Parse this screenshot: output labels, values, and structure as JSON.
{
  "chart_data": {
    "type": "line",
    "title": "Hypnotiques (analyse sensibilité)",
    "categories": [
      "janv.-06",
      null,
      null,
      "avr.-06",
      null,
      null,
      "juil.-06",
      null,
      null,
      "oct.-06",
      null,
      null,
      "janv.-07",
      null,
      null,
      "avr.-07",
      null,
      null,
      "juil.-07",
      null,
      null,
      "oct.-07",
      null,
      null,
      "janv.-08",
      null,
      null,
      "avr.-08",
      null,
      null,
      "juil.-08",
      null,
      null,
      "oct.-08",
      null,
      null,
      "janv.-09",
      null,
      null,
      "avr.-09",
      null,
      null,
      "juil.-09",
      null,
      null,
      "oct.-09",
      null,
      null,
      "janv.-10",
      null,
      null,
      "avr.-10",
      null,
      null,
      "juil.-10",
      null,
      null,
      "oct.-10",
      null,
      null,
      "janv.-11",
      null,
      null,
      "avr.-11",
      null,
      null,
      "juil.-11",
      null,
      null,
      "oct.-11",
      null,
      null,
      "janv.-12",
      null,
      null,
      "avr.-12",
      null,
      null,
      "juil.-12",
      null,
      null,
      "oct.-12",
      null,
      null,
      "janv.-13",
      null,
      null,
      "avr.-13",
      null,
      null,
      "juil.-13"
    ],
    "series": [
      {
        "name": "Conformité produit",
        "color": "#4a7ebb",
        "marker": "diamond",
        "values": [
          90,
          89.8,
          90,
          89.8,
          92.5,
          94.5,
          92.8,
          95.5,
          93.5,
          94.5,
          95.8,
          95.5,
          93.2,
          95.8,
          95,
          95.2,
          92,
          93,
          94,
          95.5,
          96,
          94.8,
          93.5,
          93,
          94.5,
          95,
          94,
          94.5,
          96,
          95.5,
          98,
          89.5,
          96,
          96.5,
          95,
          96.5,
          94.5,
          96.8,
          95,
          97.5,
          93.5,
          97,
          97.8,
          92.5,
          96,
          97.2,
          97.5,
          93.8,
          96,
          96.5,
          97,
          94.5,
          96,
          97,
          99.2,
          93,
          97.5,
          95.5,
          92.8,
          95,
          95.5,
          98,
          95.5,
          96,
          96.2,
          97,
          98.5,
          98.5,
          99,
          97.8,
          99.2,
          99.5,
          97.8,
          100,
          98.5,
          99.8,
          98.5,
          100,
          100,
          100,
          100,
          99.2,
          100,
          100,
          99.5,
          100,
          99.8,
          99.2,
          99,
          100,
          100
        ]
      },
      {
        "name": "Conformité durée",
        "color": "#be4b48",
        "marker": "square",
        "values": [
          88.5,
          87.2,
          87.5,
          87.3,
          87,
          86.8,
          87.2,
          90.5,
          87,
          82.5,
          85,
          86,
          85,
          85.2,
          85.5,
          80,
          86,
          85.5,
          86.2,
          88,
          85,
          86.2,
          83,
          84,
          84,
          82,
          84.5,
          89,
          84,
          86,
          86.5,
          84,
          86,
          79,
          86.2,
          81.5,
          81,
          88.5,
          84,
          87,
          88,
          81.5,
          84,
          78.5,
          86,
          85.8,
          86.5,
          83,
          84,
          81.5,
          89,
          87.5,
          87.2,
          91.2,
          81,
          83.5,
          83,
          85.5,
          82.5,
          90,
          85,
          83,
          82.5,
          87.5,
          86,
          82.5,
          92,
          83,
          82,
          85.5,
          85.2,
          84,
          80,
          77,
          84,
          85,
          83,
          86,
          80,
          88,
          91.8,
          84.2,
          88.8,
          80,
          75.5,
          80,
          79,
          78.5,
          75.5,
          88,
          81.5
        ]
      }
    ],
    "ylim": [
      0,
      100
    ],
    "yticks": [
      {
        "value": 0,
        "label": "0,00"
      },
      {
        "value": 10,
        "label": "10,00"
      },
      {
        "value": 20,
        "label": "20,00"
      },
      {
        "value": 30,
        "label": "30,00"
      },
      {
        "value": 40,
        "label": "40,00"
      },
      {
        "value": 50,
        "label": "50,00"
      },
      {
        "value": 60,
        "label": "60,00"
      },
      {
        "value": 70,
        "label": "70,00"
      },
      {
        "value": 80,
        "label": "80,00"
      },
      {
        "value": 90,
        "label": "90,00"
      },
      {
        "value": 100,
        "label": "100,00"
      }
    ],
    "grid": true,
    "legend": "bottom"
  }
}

Directions for this task: Establish how many lines of the records contain the string "name" and state that number without elaboration.

Output below: 2